_TASK BRIEF:_
Copy the records that follow exactly as written, but not their pictures.
────────────────────────────────────────
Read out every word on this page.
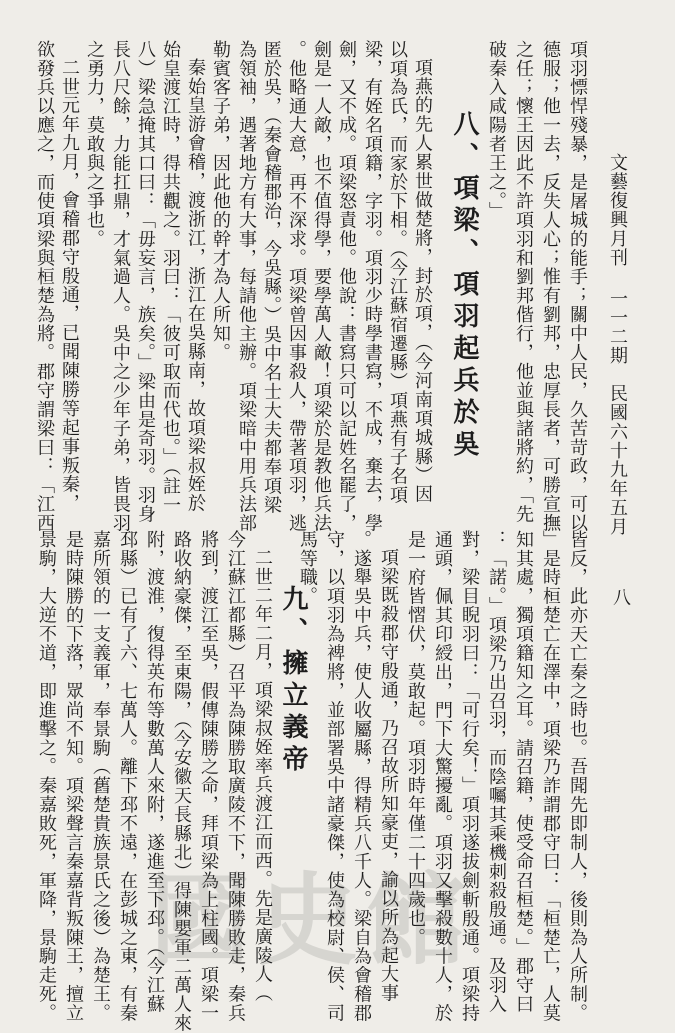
文藝復興月刊 一一二期　民國六十九年五月
八
項羽慓悍殘暴，是屠城的能手；關中人民，久苦苛政，可以
德服；他一去，反失人心；惟有劉邦，忠厚長者，可勝宣撫
之任；懷王因此不許項羽和劉邦偕行，他並與諸將約，「先
破秦入咸陽者王之。」
八、項梁、項羽起兵於吳
項燕的先人累世做楚將，封於項，（今河南項城縣）因
以項為氏，而家於下相。（今江蘇宿遷縣）項燕有子名項
梁，有姪名項籍，字羽。項羽少時學書寫，不成，棄去，學
劍，又不成。項梁怒責他。他說：書寫只可以記姓名罷了，
劍是一人敵，也不值得學，要學萬人敵！項梁於是教他兵法
。他略通大意，再不深求。項梁曾因事殺人，帶著項羽，逃
匿於吳，（秦會稽郡治，今吳縣。）吳中名士大夫都奉項梁
為領袖，遇著地方有大事，每請他主辦。項梁暗中用兵法部
勒賓客子弟，因此他的幹才為人所知。
秦始皇游會稽，渡浙江，浙江在吳縣南，故項梁叔姪於
始皇渡江時，得共觀之。羽曰：「彼可取而代也。」（註一
八）梁急掩其口曰：「毋妄言，族矣。」梁由是奇羽。羽身
長八尺餘，力能扛鼎，才氣過人。吳中之少年子弟，皆畏羽
之勇力，莫敢與之爭也。
二世元年九月，會稽郡守殷通，已聞陳勝等起事叛秦，
欲發兵以應之，而使項梁與桓楚為將。郡守謂梁曰：「江西
皆反，此亦天亡秦之時也。吾聞先即制人，後則為人所制。
」是時桓楚亡在澤中，項梁乃詐謂郡守曰：「桓楚亡，人莫
知其處，獨項籍知之耳。請召籍，使受命召桓楚。」郡守曰
：「諾。」項梁乃出召羽，而陰囑其乘機刺殺殷通。及羽入
對，梁目睨羽曰：「可行矣！」項羽遂拔劍斬殷通。項梁持
通頭，佩其印綬出，門下大驚擾亂。項羽又擊殺數十人，於
是一府皆慴伏，莫敢起。項羽時年僅二十四歲也。
項梁既殺郡守殷通，乃召故所知豪吏，諭以所為起大事
。遂舉吳中兵，使人收屬縣，得精兵八千人。梁自為會稽郡
守，以項羽為裨將，並部署吳中諸豪傑，使為校尉、侯、司
馬等職。
九、擁立義帝
二世二年二月，項梁叔姪率兵渡江而西。先是廣陵人（
今江蘇江都縣）召平為陳勝取廣陵不下，聞陳勝敗走，秦兵
將到，渡江至吳，假傳陳勝之命，拜項梁為上柱國。項梁一
路收納豪傑，至東陽，（今安徽天長縣北）得陳嬰軍二萬人來
附，渡淮，復得英布等數萬人來附，遂進至下邳。（今江蘇
邳縣）已有了六、七萬人。離下邳不遠，在彭城之東，有秦
嘉所領的一支義軍，奉景駒（舊楚貴族景氏之後）為楚王。
是時陳勝的下落，眾尚不知。項梁聲言秦嘉背叛陳王，擅立
景駒，大逆不道，即進擊之。秦嘉敗死，軍降，景駒走死。 國史館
────────────────────────────────────────
_EXPECTED ANSWER:_
Read out every word on this page.
文藝復興月刊 一一二期　民國六十九年五月
八
項羽慓悍殘暴，是屠城的能手；關中人民，久苦苛政，可以
德服；他一去，反失人心；惟有劉邦，忠厚長者，可勝宣撫
之任；懷王因此不許項羽和劉邦偕行，他並與諸將約，「先
破秦入咸陽者王之。」
八、項梁、項羽起兵於吳
項燕的先人累世做楚將，封於項，（今河南項城縣）因
以項為氏，而家於下相。（今江蘇宿遷縣）項燕有子名項
梁，有姪名項籍，字羽。項羽少時學書寫，不成，棄去，學
劍，又不成。項梁怒責他。他說：書寫只可以記姓名罷了，
劍是一人敵，也不值得學，要學萬人敵！項梁於是教他兵法
。他略通大意，再不深求。項梁曾因事殺人，帶著項羽，逃
匿於吳，（秦會稽郡治，今吳縣。）吳中名士大夫都奉項梁
為領袖，遇著地方有大事，每請他主辦。項梁暗中用兵法部
勒賓客子弟，因此他的幹才為人所知。
秦始皇游會稽，渡浙江，浙江在吳縣南，故項梁叔姪於
始皇渡江時，得共觀之。羽曰：「彼可取而代也。」（註一
八）梁急掩其口曰：「毋妄言，族矣。」梁由是奇羽。羽身
長八尺餘，力能扛鼎，才氣過人。吳中之少年子弟，皆畏羽
之勇力，莫敢與之爭也。
二世元年九月，會稽郡守殷通，已聞陳勝等起事叛秦，
欲發兵以應之，而使項梁與桓楚為將。郡守謂梁曰：「江西
皆反，此亦天亡秦之時也。吾聞先即制人，後則為人所制。
」是時桓楚亡在澤中，項梁乃詐謂郡守曰：「桓楚亡，人莫
知其處，獨項籍知之耳。請召籍，使受命召桓楚。」郡守曰
：「諾。」項梁乃出召羽，而陰囑其乘機刺殺殷通。及羽入
對，梁目睨羽曰：「可行矣！」項羽遂拔劍斬殷通。項梁持
通頭，佩其印綬出，門下大驚擾亂。項羽又擊殺數十人，於
是一府皆慴伏，莫敢起。項羽時年僅二十四歲也。
項梁既殺郡守殷通，乃召故所知豪吏，諭以所為起大事
。遂舉吳中兵，使人收屬縣，得精兵八千人。梁自為會稽郡
守，以項羽為裨將，並部署吳中諸豪傑，使為校尉、侯、司
馬等職。
九、擁立義帝
二世二年二月，項梁叔姪率兵渡江而西。先是廣陵人（
今江蘇江都縣）召平為陳勝取廣陵不下，聞陳勝敗走，秦兵
將到，渡江至吳，假傳陳勝之命，拜項梁為上柱國。項梁一
路收納豪傑，至東陽，（今安徽天長縣北）得陳嬰軍二萬人來
附，渡淮，復得英布等數萬人來附，遂進至下邳。（今江蘇
邳縣）已有了六、七萬人。離下邳不遠，在彭城之東，有秦
嘉所領的一支義軍，奉景駒（舊楚貴族景氏之後）為楚王。
是時陳勝的下落，眾尚不知。項梁聲言秦嘉背叛陳王，擅立
景駒，大逆不道，即進擊之。秦嘉敗死，軍降，景駒走死。 國史館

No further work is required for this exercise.